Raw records
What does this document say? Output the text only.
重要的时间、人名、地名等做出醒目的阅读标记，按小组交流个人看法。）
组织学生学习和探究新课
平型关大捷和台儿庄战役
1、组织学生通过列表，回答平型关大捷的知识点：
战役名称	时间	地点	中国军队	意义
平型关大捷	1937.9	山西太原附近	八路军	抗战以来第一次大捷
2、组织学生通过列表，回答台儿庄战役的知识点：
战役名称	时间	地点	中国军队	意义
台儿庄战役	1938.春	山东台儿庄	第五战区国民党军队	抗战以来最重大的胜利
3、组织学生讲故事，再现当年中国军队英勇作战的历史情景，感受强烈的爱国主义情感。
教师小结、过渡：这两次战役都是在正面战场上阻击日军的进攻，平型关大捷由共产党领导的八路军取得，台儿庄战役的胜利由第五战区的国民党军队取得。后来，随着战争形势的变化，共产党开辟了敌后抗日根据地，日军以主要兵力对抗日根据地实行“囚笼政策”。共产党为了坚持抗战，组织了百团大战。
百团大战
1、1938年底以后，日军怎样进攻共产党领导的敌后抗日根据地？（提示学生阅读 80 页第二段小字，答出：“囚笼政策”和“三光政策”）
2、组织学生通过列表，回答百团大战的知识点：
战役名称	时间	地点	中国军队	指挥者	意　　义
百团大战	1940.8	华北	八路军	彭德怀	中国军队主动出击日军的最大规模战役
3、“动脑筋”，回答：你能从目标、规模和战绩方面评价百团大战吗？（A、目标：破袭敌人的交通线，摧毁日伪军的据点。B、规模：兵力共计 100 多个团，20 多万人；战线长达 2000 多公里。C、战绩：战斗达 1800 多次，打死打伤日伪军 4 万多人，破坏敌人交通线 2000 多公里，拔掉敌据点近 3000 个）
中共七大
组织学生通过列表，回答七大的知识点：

WRITTEN TASK:
Generate an exact reproduction of all entries.

SOLUTION BELOW:
What does this document say? Output the text only.
重要的时间、人名、地名等做出醒目的阅读标记，按小组交流个人看法。）
组织学生学习和探究新课
平型关大捷和台儿庄战役
1、组织学生通过列表，回答平型关大捷的知识点：
战役名称	时间	地点	中国军队	意义
平型关大捷	1937.9	山西太原附近	八路军	抗战以来第一次大捷
2、组织学生通过列表，回答台儿庄战役的知识点：
战役名称	时间	地点	中国军队	意义
台儿庄战役	1938.春	山东台儿庄	第五战区国民党军队	抗战以来最重大的胜利
3、组织学生讲故事，再现当年中国军队英勇作战的历史情景，感受强烈的爱国主义情感。
教师小结、过渡：这两次战役都是在正面战场上阻击日军的进攻，平型关大捷由共产党领导的八路军取得，台儿庄战役的胜利由第五战区的国民党军队取得。后来，随着战争形势的变化，共产党开辟了敌后抗日根据地，日军以主要兵力对抗日根据地实行“囚笼政策”。共产党为了坚持抗战，组织了百团大战。
百团大战
1、1938年底以后，日军怎样进攻共产党领导的敌后抗日根据地？（提示学生阅读 80 页第二段小字，答出：“囚笼政策”和“三光政策”）
2、组织学生通过列表，回答百团大战的知识点：
战役名称	时间	地点	中国军队	指挥者	意　　义
百团大战	1940.8	华北	八路军	彭德怀	中国军队主动出击日军的最大规模战役
3、“动脑筋”，回答：你能从目标、规模和战绩方面评价百团大战吗？（A、目标：破袭敌人的交通线，摧毁日伪军的据点。B、规模：兵力共计 100 多个团，20 多万人；战线长达 2000 多公里。C、战绩：战斗达 1800 多次，打死打伤日伪军 4 万多人，破坏敌人交通线 2000 多公里，拔掉敌据点近 3000 个）
中共七大
组织学生通过列表，回答七大的知识点：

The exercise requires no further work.